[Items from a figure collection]
====================

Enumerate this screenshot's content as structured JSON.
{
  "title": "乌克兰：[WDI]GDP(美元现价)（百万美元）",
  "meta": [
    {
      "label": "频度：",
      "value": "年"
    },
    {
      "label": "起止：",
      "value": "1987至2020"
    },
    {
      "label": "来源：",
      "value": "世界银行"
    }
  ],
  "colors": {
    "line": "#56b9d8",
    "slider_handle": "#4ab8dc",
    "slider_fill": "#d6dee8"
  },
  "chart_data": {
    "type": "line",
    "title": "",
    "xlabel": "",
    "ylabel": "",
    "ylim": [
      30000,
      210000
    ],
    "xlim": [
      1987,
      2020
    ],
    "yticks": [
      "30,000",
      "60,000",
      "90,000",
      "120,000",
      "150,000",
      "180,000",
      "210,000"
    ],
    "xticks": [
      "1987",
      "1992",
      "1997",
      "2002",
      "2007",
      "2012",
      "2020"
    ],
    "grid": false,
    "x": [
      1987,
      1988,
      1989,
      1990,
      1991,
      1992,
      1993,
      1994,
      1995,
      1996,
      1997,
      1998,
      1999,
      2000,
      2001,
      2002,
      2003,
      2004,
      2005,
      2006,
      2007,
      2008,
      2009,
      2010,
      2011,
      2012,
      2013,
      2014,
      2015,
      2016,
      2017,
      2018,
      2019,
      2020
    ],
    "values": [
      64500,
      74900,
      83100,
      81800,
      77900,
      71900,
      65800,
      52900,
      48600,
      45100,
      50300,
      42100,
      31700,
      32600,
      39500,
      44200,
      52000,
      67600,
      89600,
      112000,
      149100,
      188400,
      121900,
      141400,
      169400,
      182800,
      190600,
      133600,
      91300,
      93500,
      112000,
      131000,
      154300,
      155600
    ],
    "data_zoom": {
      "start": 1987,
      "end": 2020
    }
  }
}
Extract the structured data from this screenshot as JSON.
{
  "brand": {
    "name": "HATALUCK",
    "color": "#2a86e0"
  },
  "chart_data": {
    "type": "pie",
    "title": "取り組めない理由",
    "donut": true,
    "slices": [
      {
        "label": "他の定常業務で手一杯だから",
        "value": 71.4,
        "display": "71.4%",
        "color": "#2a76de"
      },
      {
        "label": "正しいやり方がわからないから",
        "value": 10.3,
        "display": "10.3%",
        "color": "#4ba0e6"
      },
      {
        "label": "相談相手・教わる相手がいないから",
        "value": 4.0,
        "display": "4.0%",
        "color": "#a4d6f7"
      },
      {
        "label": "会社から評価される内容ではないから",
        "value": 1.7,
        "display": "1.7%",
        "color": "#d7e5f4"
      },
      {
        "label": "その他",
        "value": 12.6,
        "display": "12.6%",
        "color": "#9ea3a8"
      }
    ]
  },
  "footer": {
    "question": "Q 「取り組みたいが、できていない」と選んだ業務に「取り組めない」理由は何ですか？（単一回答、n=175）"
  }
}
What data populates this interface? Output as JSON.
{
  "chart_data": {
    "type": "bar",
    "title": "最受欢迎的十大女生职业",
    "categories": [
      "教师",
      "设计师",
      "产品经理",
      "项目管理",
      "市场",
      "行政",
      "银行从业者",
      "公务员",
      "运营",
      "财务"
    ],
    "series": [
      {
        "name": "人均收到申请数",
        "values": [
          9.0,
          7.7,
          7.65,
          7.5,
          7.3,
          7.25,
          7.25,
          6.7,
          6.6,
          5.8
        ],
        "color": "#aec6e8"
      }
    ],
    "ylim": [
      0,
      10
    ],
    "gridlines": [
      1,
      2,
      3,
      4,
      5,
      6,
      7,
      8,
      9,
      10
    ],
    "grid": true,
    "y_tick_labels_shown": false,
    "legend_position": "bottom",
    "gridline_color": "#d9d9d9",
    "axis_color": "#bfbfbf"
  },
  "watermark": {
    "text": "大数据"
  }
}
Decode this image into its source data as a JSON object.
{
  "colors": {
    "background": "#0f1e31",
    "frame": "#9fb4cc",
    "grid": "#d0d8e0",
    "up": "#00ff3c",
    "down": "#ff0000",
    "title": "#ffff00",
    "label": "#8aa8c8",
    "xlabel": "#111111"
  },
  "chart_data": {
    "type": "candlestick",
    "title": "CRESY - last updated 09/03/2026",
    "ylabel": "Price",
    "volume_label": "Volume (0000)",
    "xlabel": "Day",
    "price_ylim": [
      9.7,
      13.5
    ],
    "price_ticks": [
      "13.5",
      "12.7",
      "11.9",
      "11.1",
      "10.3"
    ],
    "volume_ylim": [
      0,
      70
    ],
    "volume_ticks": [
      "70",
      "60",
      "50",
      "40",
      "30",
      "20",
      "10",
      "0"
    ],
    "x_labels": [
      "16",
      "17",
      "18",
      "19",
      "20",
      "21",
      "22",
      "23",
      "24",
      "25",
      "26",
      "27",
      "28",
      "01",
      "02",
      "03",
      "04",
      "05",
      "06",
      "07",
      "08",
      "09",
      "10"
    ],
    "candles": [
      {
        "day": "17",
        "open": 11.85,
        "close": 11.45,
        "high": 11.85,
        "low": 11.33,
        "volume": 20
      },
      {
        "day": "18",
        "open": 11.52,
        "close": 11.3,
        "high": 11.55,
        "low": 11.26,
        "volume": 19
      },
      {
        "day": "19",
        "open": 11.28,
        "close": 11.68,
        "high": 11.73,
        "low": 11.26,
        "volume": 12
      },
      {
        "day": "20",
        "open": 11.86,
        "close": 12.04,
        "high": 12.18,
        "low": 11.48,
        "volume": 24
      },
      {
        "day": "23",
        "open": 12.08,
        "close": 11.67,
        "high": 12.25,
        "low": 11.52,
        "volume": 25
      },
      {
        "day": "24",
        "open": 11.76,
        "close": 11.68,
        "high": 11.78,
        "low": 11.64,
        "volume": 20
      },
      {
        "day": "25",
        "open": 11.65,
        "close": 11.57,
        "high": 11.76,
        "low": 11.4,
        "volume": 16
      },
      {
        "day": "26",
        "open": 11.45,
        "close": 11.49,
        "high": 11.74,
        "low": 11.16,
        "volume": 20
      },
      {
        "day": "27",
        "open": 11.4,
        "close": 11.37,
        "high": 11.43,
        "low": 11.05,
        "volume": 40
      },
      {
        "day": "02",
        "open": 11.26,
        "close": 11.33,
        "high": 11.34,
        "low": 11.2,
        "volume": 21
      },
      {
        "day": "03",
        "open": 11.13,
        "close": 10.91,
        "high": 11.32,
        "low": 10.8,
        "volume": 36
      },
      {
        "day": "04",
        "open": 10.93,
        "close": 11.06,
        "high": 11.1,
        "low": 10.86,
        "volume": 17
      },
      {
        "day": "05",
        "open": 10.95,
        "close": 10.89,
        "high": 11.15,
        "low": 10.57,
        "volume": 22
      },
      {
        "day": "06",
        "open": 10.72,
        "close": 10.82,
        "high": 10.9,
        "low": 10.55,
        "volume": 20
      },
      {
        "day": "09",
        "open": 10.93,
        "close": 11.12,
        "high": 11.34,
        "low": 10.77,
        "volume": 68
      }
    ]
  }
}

====================

Directions for this task:
Your task is to output all of the data above word for word.

Expected answer:
Enumerate this screenshot's content as structured JSON.
{
  "title": "乌克兰：[WDI]GDP(美元现价)（百万美元）",
  "meta": [
    {
      "label": "频度：",
      "value": "年"
    },
    {
      "label": "起止：",
      "value": "1987至2020"
    },
    {
      "label": "来源：",
      "value": "世界银行"
    }
  ],
  "colors": {
    "line": "#56b9d8",
    "slider_handle": "#4ab8dc",
    "slider_fill": "#d6dee8"
  },
  "chart_data": {
    "type": "line",
    "title": "",
    "xlabel": "",
    "ylabel": "",
    "ylim": [
      30000,
      210000
    ],
    "xlim": [
      1987,
      2020
    ],
    "yticks": [
      "30,000",
      "60,000",
      "90,000",
      "120,000",
      "150,000",
      "180,000",
      "210,000"
    ],
    "xticks": [
      "1987",
      "1992",
      "1997",
      "2002",
      "2007",
      "2012",
      "2020"
    ],
    "grid": false,
    "x": [
      1987,
      1988,
      1989,
      1990,
      1991,
      1992,
      1993,
      1994,
      1995,
      1996,
      1997,
      1998,
      1999,
      2000,
      2001,
      2002,
      2003,
      2004,
      2005,
      2006,
      2007,
      2008,
      2009,
      2010,
      2011,
      2012,
      2013,
      2014,
      2015,
      2016,
      2017,
      2018,
      2019,
      2020
    ],
    "values": [
      64500,
      74900,
      83100,
      81800,
      77900,
      71900,
      65800,
      52900,
      48600,
      45100,
      50300,
      42100,
      31700,
      32600,
      39500,
      44200,
      52000,
      67600,
      89600,
      112000,
      149100,
      188400,
      121900,
      141400,
      169400,
      182800,
      190600,
      133600,
      91300,
      93500,
      112000,
      131000,
      154300,
      155600
    ],
    "data_zoom": {
      "start": 1987,
      "end": 2020
    }
  }
}
Extract the structured data from this screenshot as JSON.
{
  "brand": {
    "name": "HATALUCK",
    "color": "#2a86e0"
  },
  "chart_data": {
    "type": "pie",
    "title": "取り組めない理由",
    "donut": true,
    "slices": [
      {
        "label": "他の定常業務で手一杯だから",
        "value": 71.4,
        "display": "71.4%",
        "color": "#2a76de"
      },
      {
        "label": "正しいやり方がわからないから",
        "value": 10.3,
        "display": "10.3%",
        "color": "#4ba0e6"
      },
      {
        "label": "相談相手・教わる相手がいないから",
        "value": 4.0,
        "display": "4.0%",
        "color": "#a4d6f7"
      },
      {
        "label": "会社から評価される内容ではないから",
        "value": 1.7,
        "display": "1.7%",
        "color": "#d7e5f4"
      },
      {
        "label": "その他",
        "value": 12.6,
        "display": "12.6%",
        "color": "#9ea3a8"
      }
    ]
  },
  "footer": {
    "question": "Q 「取り組みたいが、できていない」と選んだ業務に「取り組めない」理由は何ですか？（単一回答、n=175）"
  }
}
What data populates this interface? Output as JSON.
{
  "chart_data": {
    "type": "bar",
    "title": "最受欢迎的十大女生职业",
    "categories": [
      "教师",
      "设计师",
      "产品经理",
      "项目管理",
      "市场",
      "行政",
      "银行从业者",
      "公务员",
      "运营",
      "财务"
    ],
    "series": [
      {
        "name": "人均收到申请数",
        "values": [
          9.0,
          7.7,
          7.65,
          7.5,
          7.3,
          7.25,
          7.25,
          6.7,
          6.6,
          5.8
        ],
        "color": "#aec6e8"
      }
    ],
    "ylim": [
      0,
      10
    ],
    "gridlines": [
      1,
      2,
      3,
      4,
      5,
      6,
      7,
      8,
      9,
      10
    ],
    "grid": true,
    "y_tick_labels_shown": false,
    "legend_position": "bottom",
    "gridline_color": "#d9d9d9",
    "axis_color": "#bfbfbf"
  },
  "watermark": {
    "text": "大数据"
  }
}
Decode this image into its source data as a JSON object.
{
  "colors": {
    "background": "#0f1e31",
    "frame": "#9fb4cc",
    "grid": "#d0d8e0",
    "up": "#00ff3c",
    "down": "#ff0000",
    "title": "#ffff00",
    "label": "#8aa8c8",
    "xlabel": "#111111"
  },
  "chart_data": {
    "type": "candlestick",
    "title": "CRESY - last updated 09/03/2026",
    "ylabel": "Price",
    "volume_label": "Volume (0000)",
    "xlabel": "Day",
    "price_ylim": [
      9.7,
      13.5
    ],
    "price_ticks": [
      "13.5",
      "12.7",
      "11.9",
      "11.1",
      "10.3"
    ],
    "volume_ylim": [
      0,
      70
    ],
    "volume_ticks": [
      "70",
      "60",
      "50",
      "40",
      "30",
      "20",
      "10",
      "0"
    ],
    "x_labels": [
      "16",
      "17",
      "18",
      "19",
      "20",
      "21",
      "22",
      "23",
      "24",
      "25",
      "26",
      "27",
      "28",
      "01",
      "02",
      "03",
      "04",
      "05",
      "06",
      "07",
      "08",
      "09",
      "10"
    ],
    "candles": [
      {
        "day": "17",
        "open": 11.85,
        "close": 11.45,
        "high": 11.85,
        "low": 11.33,
        "volume": 20
      },
      {
        "day": "18",
        "open": 11.52,
        "close": 11.3,
        "high": 11.55,
        "low": 11.26,
        "volume": 19
      },
      {
        "day": "19",
        "open": 11.28,
        "close": 11.68,
        "high": 11.73,
        "low": 11.26,
        "volume": 12
      },
      {
        "day": "20",
        "open": 11.86,
        "close": 12.04,
        "high": 12.18,
        "low": 11.48,
        "volume": 24
      },
      {
        "day": "23",
        "open": 12.08,
        "close": 11.67,
        "high": 12.25,
        "low": 11.52,
        "volume": 25
      },
      {
        "day": "24",
        "open": 11.76,
        "close": 11.68,
        "high": 11.78,
        "low": 11.64,
        "volume": 20
      },
      {
        "day": "25",
        "open": 11.65,
        "close": 11.57,
        "high": 11.76,
        "low": 11.4,
        "volume": 16
      },
      {
        "day": "26",
        "open": 11.45,
        "close": 11.49,
        "high": 11.74,
        "low": 11.16,
        "volume": 20
      },
      {
        "day": "27",
        "open": 11.4,
        "close": 11.37,
        "high": 11.43,
        "low": 11.05,
        "volume": 40
      },
      {
        "day": "02",
        "open": 11.26,
        "close": 11.33,
        "high": 11.34,
        "low": 11.2,
        "volume": 21
      },
      {
        "day": "03",
        "open": 11.13,
        "close": 10.91,
        "high": 11.32,
        "low": 10.8,
        "volume": 36
      },
      {
        "day": "04",
        "open": 10.93,
        "close": 11.06,
        "high": 11.1,
        "low": 10.86,
        "volume": 17
      },
      {
        "day": "05",
        "open": 10.95,
        "close": 10.89,
        "high": 11.15,
        "low": 10.57,
        "volume": 22
      },
      {
        "day": "06",
        "open": 10.72,
        "close": 10.82,
        "high": 10.9,
        "low": 10.55,
        "volume": 20
      },
      {
        "day": "09",
        "open": 10.93,
        "close": 11.12,
        "high": 11.34,
        "low": 10.77,
        "volume": 68
      }
    ]
  }
}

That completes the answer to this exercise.